— start Data shown —

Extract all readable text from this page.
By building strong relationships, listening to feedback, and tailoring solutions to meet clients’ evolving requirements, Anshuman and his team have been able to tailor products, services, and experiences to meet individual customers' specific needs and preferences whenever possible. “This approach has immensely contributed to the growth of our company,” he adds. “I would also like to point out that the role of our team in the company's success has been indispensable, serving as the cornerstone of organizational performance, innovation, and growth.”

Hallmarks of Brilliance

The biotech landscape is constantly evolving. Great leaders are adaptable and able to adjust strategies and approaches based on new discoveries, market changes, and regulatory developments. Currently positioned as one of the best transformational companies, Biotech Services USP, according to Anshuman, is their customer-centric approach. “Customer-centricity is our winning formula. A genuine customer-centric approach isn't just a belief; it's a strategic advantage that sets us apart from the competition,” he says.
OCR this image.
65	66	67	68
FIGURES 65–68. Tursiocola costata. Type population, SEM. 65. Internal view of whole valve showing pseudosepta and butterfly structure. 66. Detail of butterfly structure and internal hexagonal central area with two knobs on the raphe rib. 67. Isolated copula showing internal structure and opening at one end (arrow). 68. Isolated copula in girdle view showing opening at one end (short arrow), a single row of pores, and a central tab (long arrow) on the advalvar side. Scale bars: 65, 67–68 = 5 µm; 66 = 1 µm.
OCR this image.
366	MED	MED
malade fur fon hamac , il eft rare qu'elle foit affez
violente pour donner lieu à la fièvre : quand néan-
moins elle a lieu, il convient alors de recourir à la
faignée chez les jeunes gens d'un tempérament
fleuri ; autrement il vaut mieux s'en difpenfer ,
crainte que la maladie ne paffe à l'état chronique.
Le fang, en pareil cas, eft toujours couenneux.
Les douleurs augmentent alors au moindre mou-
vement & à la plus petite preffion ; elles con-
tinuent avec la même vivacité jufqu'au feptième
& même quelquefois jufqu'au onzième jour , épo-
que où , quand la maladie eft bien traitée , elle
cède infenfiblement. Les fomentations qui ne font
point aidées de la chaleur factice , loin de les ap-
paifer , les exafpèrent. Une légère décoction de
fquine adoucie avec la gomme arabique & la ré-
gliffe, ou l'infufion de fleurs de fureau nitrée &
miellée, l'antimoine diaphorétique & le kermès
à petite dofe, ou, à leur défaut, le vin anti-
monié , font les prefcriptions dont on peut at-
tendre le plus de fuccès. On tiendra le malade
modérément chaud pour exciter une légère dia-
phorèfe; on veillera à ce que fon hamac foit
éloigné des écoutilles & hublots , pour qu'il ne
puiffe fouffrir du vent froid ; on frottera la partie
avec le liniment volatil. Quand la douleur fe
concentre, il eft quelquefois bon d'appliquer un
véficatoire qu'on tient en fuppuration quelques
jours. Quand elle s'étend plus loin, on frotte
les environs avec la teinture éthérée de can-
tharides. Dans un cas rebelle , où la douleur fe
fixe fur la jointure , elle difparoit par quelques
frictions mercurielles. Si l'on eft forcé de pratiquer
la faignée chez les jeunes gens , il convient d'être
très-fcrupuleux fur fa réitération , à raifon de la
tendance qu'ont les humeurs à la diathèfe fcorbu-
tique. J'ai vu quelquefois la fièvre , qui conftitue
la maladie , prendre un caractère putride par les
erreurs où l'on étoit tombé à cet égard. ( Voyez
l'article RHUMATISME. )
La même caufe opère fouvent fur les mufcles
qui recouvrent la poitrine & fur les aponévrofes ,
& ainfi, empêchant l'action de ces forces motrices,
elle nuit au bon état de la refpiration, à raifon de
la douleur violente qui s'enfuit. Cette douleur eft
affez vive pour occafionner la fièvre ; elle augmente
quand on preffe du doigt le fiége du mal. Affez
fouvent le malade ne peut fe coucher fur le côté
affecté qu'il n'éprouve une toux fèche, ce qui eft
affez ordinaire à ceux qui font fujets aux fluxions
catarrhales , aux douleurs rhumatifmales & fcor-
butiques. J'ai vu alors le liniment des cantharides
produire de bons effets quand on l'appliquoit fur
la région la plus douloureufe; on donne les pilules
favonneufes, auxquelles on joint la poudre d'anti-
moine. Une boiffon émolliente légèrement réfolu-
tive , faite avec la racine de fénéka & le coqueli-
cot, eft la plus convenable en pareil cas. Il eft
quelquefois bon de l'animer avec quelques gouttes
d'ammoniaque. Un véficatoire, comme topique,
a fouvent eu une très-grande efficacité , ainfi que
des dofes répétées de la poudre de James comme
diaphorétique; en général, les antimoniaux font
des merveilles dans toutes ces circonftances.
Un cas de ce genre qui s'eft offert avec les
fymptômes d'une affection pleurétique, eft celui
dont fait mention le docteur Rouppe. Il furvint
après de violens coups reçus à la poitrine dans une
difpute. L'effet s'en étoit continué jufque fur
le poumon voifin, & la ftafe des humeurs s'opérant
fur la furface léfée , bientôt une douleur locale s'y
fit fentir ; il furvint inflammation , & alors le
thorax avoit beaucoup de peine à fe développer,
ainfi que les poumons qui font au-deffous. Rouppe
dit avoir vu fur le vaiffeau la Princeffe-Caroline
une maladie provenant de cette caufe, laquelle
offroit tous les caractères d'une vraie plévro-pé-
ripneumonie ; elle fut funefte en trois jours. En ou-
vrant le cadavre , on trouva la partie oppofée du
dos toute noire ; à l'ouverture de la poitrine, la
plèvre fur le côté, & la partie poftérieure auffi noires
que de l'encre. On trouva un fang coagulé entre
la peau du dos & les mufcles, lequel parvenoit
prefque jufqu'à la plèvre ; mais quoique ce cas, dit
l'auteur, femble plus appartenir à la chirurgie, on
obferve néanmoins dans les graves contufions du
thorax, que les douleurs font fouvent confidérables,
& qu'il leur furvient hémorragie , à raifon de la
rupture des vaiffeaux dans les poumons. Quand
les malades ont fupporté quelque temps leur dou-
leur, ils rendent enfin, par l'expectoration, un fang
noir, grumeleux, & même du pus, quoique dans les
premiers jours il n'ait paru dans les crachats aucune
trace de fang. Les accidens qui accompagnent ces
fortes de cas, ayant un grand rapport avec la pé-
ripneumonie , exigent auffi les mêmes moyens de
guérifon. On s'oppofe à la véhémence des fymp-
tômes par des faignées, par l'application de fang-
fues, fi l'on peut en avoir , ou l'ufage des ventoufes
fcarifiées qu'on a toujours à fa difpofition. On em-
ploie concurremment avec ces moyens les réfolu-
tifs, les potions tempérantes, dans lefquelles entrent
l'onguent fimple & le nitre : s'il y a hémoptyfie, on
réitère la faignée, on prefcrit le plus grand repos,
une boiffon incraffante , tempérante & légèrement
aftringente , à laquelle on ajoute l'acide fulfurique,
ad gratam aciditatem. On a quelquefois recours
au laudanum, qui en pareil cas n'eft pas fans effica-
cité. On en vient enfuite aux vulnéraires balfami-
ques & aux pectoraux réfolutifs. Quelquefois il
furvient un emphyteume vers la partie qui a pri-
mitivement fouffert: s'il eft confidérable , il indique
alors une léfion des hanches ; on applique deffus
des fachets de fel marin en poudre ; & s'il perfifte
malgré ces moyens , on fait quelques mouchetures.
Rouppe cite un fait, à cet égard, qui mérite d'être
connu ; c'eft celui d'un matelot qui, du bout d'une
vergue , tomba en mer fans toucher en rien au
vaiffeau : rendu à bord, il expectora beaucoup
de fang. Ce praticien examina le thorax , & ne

— end Data shown —

Prompt
Repeat all of the records above exactly as written.

Exercise output
Extract all readable text from this page.
By building strong relationships, listening to feedback, and tailoring solutions to meet clients’ evolving requirements, Anshuman and his team have been able to tailor products, services, and experiences to meet individual customers' specific needs and preferences whenever possible. “This approach has immensely contributed to the growth of our company,” he adds. “I would also like to point out that the role of our team in the company's success has been indispensable, serving as the cornerstone of organizational performance, innovation, and growth.”

Hallmarks of Brilliance

The biotech landscape is constantly evolving. Great leaders are adaptable and able to adjust strategies and approaches based on new discoveries, market changes, and regulatory developments. Currently positioned as one of the best transformational companies, Biotech Services USP, according to Anshuman, is their customer-centric approach. “Customer-centricity is our winning formula. A genuine customer-centric approach isn't just a belief; it's a strategic advantage that sets us apart from the competition,” he says.
OCR this image.
65	66	67	68
FIGURES 65–68. Tursiocola costata. Type population, SEM. 65. Internal view of whole valve showing pseudosepta and butterfly structure. 66. Detail of butterfly structure and internal hexagonal central area with two knobs on the raphe rib. 67. Isolated copula showing internal structure and opening at one end (arrow). 68. Isolated copula in girdle view showing opening at one end (short arrow), a single row of pores, and a central tab (long arrow) on the advalvar side. Scale bars: 65, 67–68 = 5 µm; 66 = 1 µm.
OCR this image.
366	MED	MED
malade fur fon hamac , il eft rare qu'elle foit affez
violente pour donner lieu à la fièvre : quand néan-
moins elle a lieu, il convient alors de recourir à la
faignée chez les jeunes gens d'un tempérament
fleuri ; autrement il vaut mieux s'en difpenfer ,
crainte que la maladie ne paffe à l'état chronique.
Le fang, en pareil cas, eft toujours couenneux.
Les douleurs augmentent alors au moindre mou-
vement & à la plus petite preffion ; elles con-
tinuent avec la même vivacité jufqu'au feptième
& même quelquefois jufqu'au onzième jour , épo-
que où , quand la maladie eft bien traitée , elle
cède infenfiblement. Les fomentations qui ne font
point aidées de la chaleur factice , loin de les ap-
paifer , les exafpèrent. Une légère décoction de
fquine adoucie avec la gomme arabique & la ré-
gliffe, ou l'infufion de fleurs de fureau nitrée &
miellée, l'antimoine diaphorétique & le kermès
à petite dofe, ou, à leur défaut, le vin anti-
monié , font les prefcriptions dont on peut at-
tendre le plus de fuccès. On tiendra le malade
modérément chaud pour exciter une légère dia-
phorèfe; on veillera à ce que fon hamac foit
éloigné des écoutilles & hublots , pour qu'il ne
puiffe fouffrir du vent froid ; on frottera la partie
avec le liniment volatil. Quand la douleur fe
concentre, il eft quelquefois bon d'appliquer un
véficatoire qu'on tient en fuppuration quelques
jours. Quand elle s'étend plus loin, on frotte
les environs avec la teinture éthérée de can-
tharides. Dans un cas rebelle , où la douleur fe
fixe fur la jointure , elle difparoit par quelques
frictions mercurielles. Si l'on eft forcé de pratiquer
la faignée chez les jeunes gens , il convient d'être
très-fcrupuleux fur fa réitération , à raifon de la
tendance qu'ont les humeurs à la diathèfe fcorbu-
tique. J'ai vu quelquefois la fièvre , qui conftitue
la maladie , prendre un caractère putride par les
erreurs où l'on étoit tombé à cet égard. ( Voyez
l'article RHUMATISME. )
La même caufe opère fouvent fur les mufcles
qui recouvrent la poitrine & fur les aponévrofes ,
& ainfi, empêchant l'action de ces forces motrices,
elle nuit au bon état de la refpiration, à raifon de
la douleur violente qui s'enfuit. Cette douleur eft
affez vive pour occafionner la fièvre ; elle augmente
quand on preffe du doigt le fiége du mal. Affez
fouvent le malade ne peut fe coucher fur le côté
affecté qu'il n'éprouve une toux fèche, ce qui eft
affez ordinaire à ceux qui font fujets aux fluxions
catarrhales , aux douleurs rhumatifmales & fcor-
butiques. J'ai vu alors le liniment des cantharides
produire de bons effets quand on l'appliquoit fur
la région la plus douloureufe; on donne les pilules
favonneufes, auxquelles on joint la poudre d'anti-
moine. Une boiffon émolliente légèrement réfolu-
tive , faite avec la racine de fénéka & le coqueli-
cot, eft la plus convenable en pareil cas. Il eft
quelquefois bon de l'animer avec quelques gouttes
d'ammoniaque. Un véficatoire, comme topique,
a fouvent eu une très-grande efficacité , ainfi que
des dofes répétées de la poudre de James comme
diaphorétique; en général, les antimoniaux font
des merveilles dans toutes ces circonftances.
Un cas de ce genre qui s'eft offert avec les
fymptômes d'une affection pleurétique, eft celui
dont fait mention le docteur Rouppe. Il furvint
après de violens coups reçus à la poitrine dans une
difpute. L'effet s'en étoit continué jufque fur
le poumon voifin, & la ftafe des humeurs s'opérant
fur la furface léfée , bientôt une douleur locale s'y
fit fentir ; il furvint inflammation , & alors le
thorax avoit beaucoup de peine à fe développer,
ainfi que les poumons qui font au-deffous. Rouppe
dit avoir vu fur le vaiffeau la Princeffe-Caroline
une maladie provenant de cette caufe, laquelle
offroit tous les caractères d'une vraie plévro-pé-
ripneumonie ; elle fut funefte en trois jours. En ou-
vrant le cadavre , on trouva la partie oppofée du
dos toute noire ; à l'ouverture de la poitrine, la
plèvre fur le côté, & la partie poftérieure auffi noires
que de l'encre. On trouva un fang coagulé entre
la peau du dos & les mufcles, lequel parvenoit
prefque jufqu'à la plèvre ; mais quoique ce cas, dit
l'auteur, femble plus appartenir à la chirurgie, on
obferve néanmoins dans les graves contufions du
thorax, que les douleurs font fouvent confidérables,
& qu'il leur furvient hémorragie , à raifon de la
rupture des vaiffeaux dans les poumons. Quand
les malades ont fupporté quelque temps leur dou-
leur, ils rendent enfin, par l'expectoration, un fang
noir, grumeleux, & même du pus, quoique dans les
premiers jours il n'ait paru dans les crachats aucune
trace de fang. Les accidens qui accompagnent ces
fortes de cas, ayant un grand rapport avec la pé-
ripneumonie , exigent auffi les mêmes moyens de
guérifon. On s'oppofe à la véhémence des fymp-
tômes par des faignées, par l'application de fang-
fues, fi l'on peut en avoir , ou l'ufage des ventoufes
fcarifiées qu'on a toujours à fa difpofition. On em-
ploie concurremment avec ces moyens les réfolu-
tifs, les potions tempérantes, dans lefquelles entrent
l'onguent fimple & le nitre : s'il y a hémoptyfie, on
réitère la faignée, on prefcrit le plus grand repos,
une boiffon incraffante , tempérante & légèrement
aftringente , à laquelle on ajoute l'acide fulfurique,
ad gratam aciditatem. On a quelquefois recours
au laudanum, qui en pareil cas n'eft pas fans effica-
cité. On en vient enfuite aux vulnéraires balfami-
ques & aux pectoraux réfolutifs. Quelquefois il
furvient un emphyteume vers la partie qui a pri-
mitivement fouffert: s'il eft confidérable , il indique
alors une léfion des hanches ; on applique deffus
des fachets de fel marin en poudre ; & s'il perfifte
malgré ces moyens , on fait quelques mouchetures.
Rouppe cite un fait, à cet égard, qui mérite d'être
connu ; c'eft celui d'un matelot qui, du bout d'une
vergue , tomba en mer fans toucher en rien au
vaiffeau : rendu à bord, il expectora beaucoup
de fang. Ce praticien examina le thorax , & ne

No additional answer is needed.